Data entries:
━━━━━━

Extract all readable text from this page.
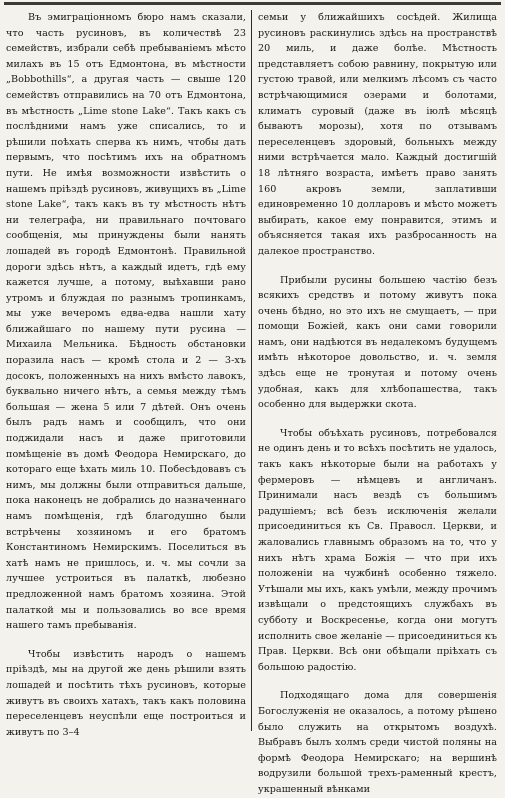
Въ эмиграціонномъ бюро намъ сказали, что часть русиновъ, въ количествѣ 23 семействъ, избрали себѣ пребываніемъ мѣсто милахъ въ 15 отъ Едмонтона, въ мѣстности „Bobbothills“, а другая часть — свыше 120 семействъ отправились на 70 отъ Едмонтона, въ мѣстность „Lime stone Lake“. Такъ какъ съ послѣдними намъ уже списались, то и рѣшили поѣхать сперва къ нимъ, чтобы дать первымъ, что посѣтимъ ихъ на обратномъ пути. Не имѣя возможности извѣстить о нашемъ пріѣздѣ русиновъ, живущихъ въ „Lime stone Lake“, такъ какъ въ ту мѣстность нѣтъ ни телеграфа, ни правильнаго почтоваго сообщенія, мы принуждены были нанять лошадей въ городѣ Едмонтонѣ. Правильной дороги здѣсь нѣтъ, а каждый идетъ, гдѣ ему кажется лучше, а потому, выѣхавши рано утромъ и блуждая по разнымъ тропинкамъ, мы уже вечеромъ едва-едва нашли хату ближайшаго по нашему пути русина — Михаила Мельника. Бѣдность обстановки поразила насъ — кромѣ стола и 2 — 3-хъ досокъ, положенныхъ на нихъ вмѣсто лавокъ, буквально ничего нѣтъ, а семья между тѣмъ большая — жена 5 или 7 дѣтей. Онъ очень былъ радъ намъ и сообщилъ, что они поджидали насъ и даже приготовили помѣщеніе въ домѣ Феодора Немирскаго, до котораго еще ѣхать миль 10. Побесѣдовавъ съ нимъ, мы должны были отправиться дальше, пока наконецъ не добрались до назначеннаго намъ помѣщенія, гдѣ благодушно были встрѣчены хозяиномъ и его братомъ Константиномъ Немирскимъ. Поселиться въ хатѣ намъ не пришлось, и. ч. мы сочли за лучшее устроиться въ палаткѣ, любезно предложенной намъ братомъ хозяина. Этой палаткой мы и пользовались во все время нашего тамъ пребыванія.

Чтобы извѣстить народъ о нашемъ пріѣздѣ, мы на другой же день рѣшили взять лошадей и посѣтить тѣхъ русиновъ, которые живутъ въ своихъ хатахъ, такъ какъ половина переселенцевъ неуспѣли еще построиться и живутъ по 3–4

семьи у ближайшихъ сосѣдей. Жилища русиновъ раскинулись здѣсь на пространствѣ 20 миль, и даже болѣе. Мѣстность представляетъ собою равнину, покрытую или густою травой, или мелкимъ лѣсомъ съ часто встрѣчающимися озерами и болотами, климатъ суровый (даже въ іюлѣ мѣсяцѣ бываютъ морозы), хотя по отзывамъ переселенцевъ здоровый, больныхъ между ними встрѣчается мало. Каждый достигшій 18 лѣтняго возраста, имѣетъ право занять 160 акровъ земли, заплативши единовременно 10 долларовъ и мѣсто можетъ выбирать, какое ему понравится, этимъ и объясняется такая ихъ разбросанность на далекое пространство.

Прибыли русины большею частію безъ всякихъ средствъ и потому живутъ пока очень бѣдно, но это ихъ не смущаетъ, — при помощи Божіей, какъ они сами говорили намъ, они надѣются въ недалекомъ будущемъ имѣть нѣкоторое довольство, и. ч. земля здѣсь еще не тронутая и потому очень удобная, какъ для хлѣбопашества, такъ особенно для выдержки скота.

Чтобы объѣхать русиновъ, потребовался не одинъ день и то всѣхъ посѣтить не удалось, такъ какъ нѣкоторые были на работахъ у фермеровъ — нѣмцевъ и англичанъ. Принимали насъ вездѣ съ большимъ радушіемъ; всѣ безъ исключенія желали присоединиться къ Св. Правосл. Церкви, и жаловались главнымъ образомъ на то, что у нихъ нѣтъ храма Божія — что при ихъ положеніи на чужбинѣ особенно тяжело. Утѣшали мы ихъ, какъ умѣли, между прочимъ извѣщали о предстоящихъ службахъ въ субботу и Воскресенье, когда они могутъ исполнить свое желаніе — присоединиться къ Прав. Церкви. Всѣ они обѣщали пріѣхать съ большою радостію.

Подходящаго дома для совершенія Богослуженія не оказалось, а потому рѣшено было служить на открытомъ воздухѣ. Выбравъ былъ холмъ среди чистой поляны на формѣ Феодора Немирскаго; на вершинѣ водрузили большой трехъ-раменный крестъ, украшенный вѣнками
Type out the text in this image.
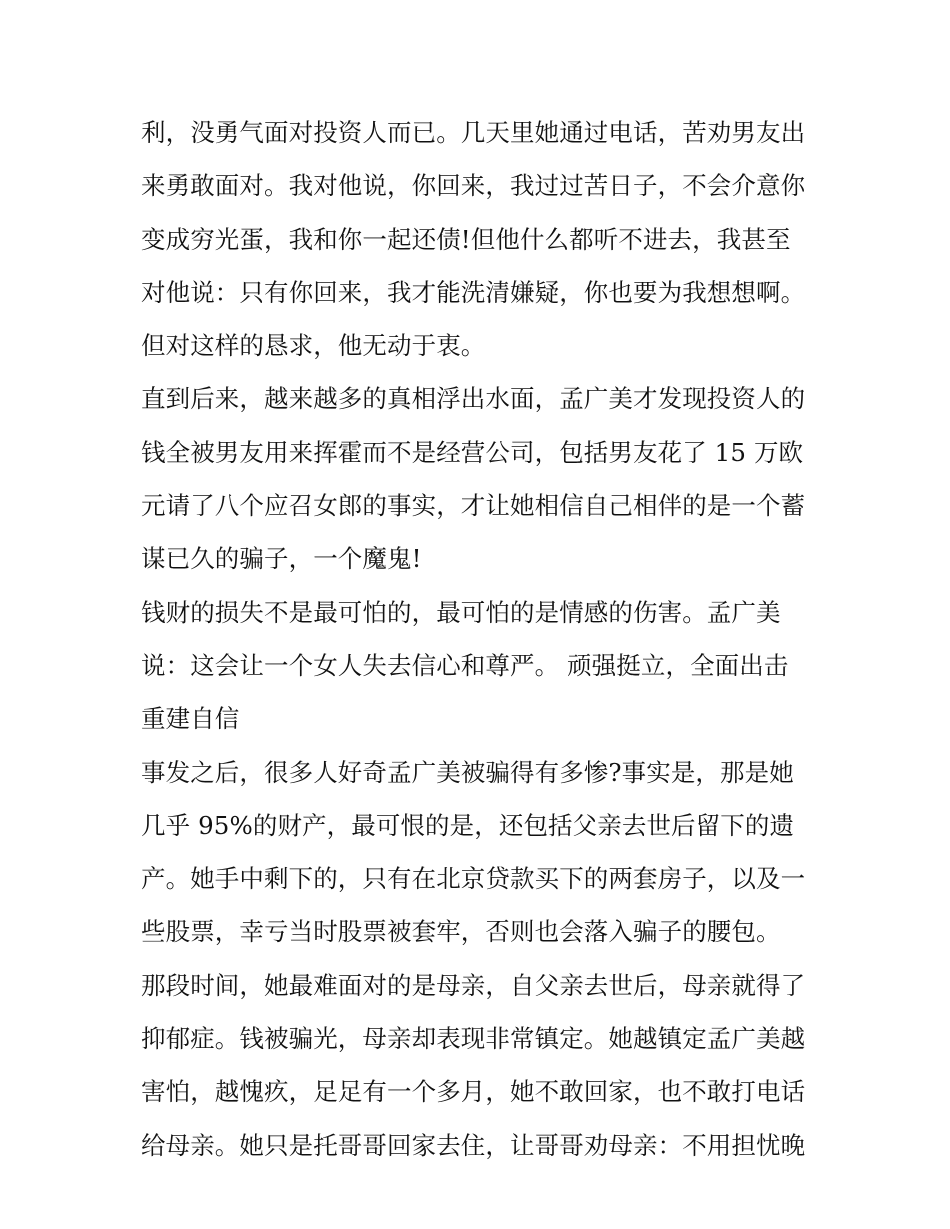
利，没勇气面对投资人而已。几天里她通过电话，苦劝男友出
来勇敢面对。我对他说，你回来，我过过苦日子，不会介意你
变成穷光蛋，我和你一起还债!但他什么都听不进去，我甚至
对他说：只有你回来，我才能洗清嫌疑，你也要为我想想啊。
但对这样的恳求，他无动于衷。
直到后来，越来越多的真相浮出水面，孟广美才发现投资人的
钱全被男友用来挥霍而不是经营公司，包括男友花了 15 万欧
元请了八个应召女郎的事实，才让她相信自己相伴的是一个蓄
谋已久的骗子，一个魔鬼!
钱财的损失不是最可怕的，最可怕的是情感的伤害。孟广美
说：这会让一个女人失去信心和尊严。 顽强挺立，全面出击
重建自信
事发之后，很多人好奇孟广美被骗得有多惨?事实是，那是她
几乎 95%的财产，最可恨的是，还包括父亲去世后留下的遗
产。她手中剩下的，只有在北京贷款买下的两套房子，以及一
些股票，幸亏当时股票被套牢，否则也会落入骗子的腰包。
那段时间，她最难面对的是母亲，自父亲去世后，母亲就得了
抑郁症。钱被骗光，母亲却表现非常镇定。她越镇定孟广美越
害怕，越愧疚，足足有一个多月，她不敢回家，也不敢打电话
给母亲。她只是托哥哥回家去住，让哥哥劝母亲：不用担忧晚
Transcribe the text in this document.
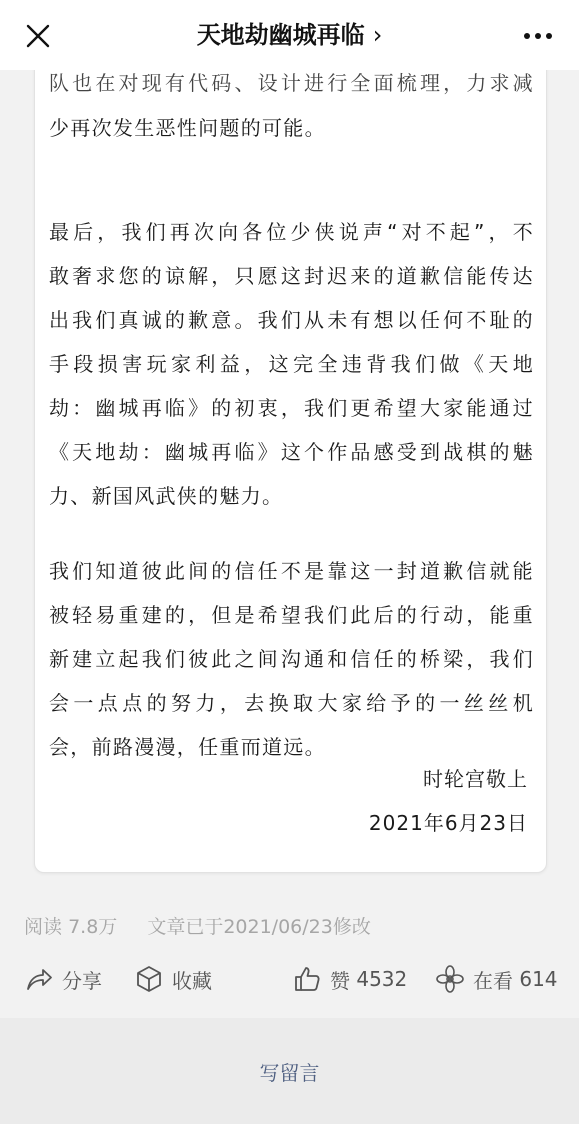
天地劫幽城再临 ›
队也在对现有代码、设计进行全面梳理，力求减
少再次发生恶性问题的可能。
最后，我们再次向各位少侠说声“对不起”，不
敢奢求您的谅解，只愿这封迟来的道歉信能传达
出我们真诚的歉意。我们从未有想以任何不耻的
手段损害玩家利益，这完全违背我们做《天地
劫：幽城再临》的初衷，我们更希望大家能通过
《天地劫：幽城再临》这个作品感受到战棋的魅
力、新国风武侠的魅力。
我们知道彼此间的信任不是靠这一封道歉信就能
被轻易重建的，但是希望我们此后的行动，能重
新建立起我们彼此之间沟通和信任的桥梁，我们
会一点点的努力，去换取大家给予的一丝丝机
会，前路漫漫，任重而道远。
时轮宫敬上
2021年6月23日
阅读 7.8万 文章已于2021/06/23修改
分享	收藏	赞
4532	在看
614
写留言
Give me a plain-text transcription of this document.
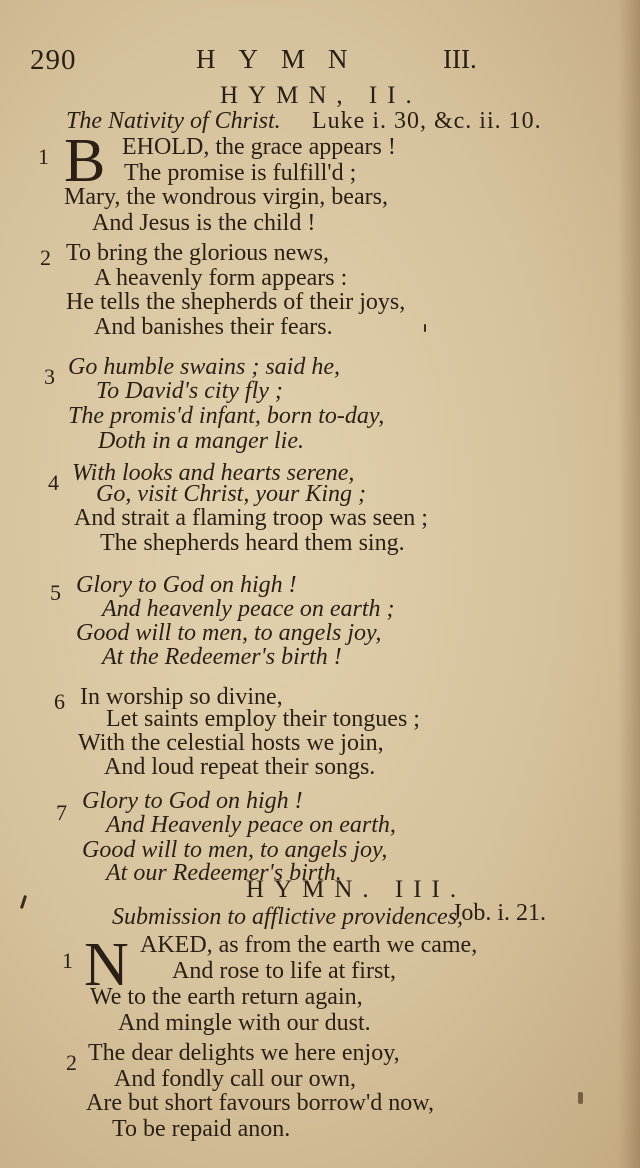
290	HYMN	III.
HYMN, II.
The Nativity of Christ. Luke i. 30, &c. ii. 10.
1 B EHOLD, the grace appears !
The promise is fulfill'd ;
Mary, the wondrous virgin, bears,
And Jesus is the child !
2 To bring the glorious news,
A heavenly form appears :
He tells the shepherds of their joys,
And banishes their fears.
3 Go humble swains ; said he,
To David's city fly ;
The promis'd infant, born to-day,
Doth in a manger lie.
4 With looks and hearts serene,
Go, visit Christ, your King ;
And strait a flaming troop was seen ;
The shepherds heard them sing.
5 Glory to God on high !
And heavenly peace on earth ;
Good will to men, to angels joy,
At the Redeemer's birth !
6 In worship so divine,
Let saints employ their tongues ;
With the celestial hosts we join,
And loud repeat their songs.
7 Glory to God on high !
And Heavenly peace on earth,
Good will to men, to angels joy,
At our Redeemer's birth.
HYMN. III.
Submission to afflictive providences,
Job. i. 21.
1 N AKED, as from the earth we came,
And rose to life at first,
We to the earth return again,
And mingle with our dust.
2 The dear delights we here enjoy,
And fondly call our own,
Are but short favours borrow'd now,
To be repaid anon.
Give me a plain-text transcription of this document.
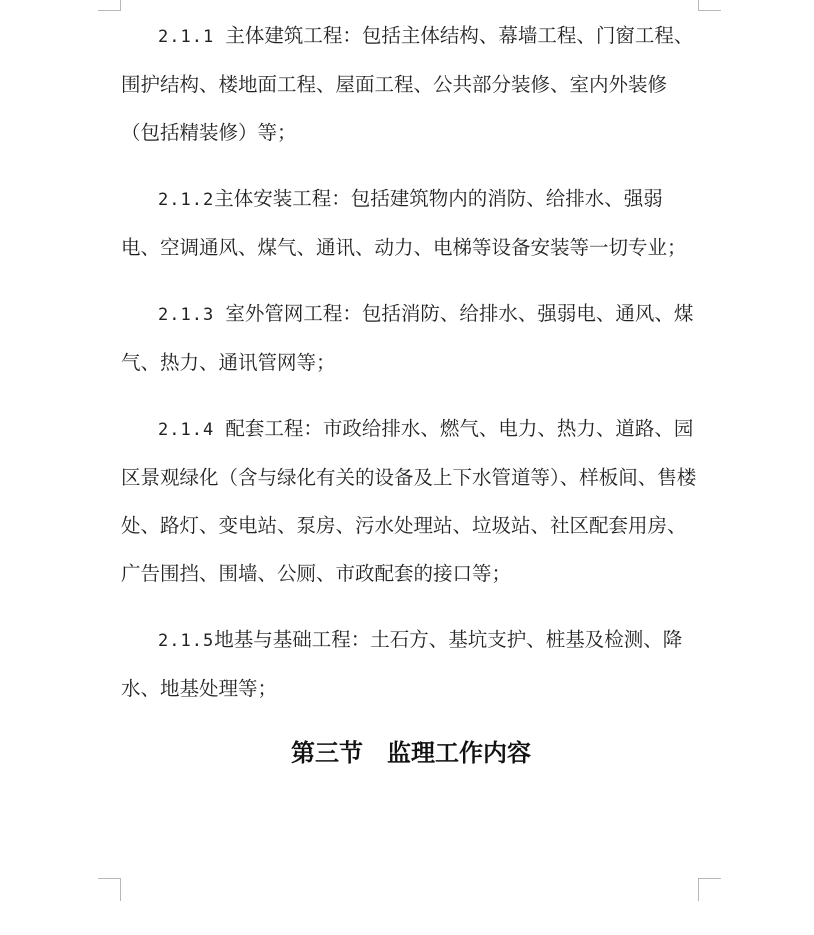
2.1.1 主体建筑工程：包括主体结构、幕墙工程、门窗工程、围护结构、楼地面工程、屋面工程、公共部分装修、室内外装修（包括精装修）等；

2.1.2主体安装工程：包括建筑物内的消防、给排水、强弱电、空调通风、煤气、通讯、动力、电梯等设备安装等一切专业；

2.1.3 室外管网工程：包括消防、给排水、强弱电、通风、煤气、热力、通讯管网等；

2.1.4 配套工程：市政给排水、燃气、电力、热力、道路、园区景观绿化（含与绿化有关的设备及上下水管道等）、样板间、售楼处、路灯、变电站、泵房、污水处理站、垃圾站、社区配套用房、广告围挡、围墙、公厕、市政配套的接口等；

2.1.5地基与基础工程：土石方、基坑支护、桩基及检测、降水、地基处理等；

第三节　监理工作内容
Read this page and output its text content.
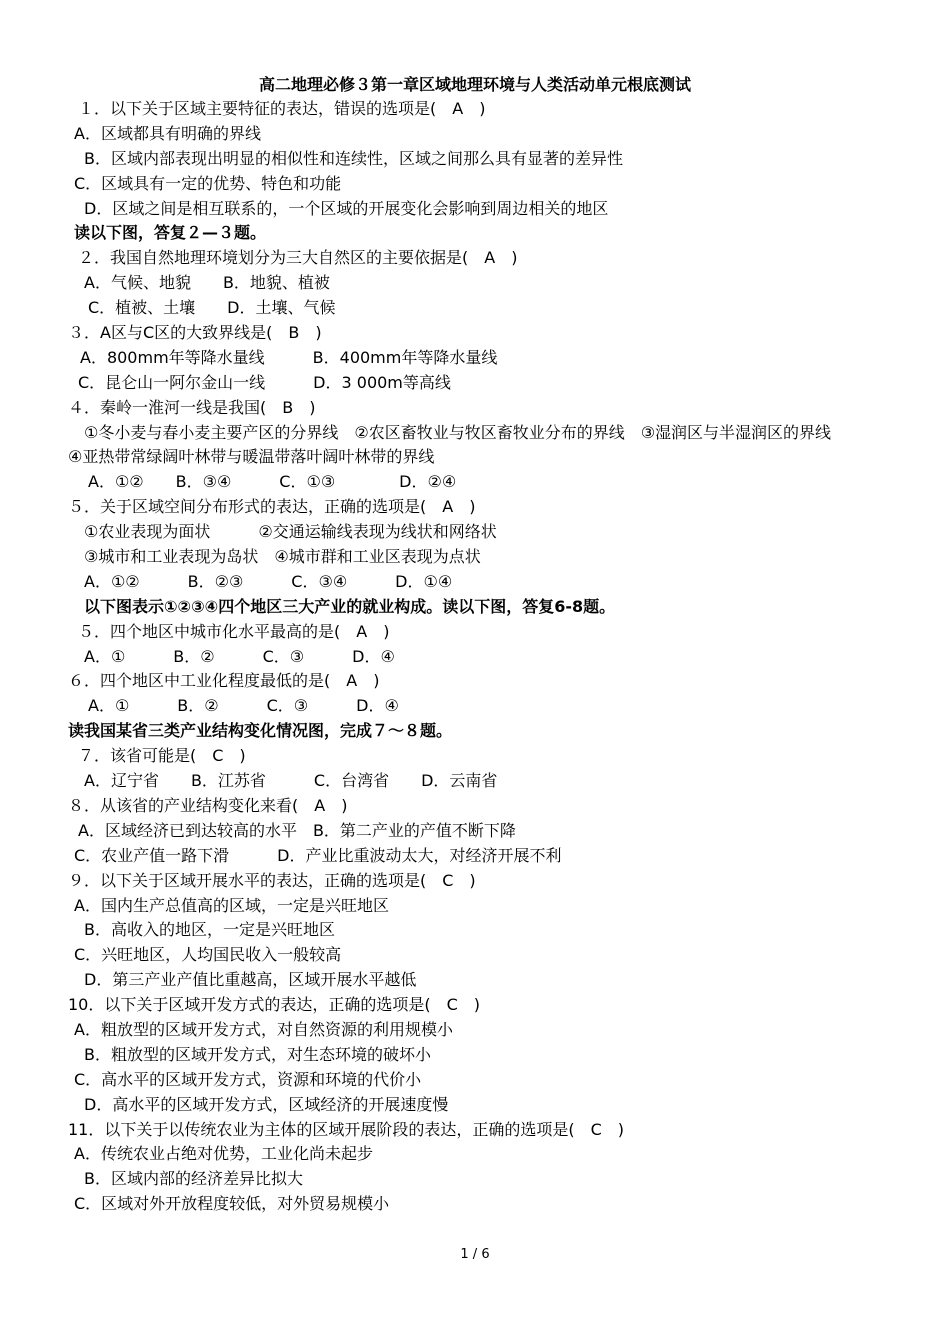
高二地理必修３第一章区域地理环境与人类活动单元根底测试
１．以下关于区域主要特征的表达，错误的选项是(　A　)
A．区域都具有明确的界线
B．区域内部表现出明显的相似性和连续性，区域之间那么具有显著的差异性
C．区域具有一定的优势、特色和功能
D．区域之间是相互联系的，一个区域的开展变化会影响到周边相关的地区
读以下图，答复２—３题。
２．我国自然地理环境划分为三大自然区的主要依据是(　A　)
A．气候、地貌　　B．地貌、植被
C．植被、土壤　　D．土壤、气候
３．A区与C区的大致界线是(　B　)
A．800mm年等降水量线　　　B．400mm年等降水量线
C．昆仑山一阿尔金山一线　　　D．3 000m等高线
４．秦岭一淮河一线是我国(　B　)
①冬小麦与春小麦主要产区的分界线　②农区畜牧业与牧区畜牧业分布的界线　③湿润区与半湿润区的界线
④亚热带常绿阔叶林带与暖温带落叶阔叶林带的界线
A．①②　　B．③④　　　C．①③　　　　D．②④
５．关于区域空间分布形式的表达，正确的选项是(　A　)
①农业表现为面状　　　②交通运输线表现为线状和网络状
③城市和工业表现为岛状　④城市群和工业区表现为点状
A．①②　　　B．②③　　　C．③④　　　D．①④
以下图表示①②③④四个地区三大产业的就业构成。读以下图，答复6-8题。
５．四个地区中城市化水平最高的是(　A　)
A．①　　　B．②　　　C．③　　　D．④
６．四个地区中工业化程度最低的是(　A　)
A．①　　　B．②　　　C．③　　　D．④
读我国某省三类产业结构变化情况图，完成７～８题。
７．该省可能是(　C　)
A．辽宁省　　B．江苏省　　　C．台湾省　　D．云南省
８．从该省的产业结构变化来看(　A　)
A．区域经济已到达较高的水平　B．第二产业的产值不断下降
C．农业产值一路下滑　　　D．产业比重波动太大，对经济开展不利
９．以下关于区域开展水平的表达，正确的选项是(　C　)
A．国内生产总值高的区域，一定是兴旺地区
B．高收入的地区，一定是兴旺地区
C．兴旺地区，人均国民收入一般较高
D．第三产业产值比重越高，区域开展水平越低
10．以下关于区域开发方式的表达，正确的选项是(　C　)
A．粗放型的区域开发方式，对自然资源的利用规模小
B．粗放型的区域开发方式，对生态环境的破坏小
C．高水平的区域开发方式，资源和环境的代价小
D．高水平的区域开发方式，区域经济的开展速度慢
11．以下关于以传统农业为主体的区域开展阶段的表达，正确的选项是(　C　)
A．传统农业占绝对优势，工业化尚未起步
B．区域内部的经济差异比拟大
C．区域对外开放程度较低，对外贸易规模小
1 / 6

━━━━━━

| Exercise directions |
Report how many lines in the records hold the word "粗放型的区域开发方式", giving the number and nothing else.

| Answer for this exercise |
2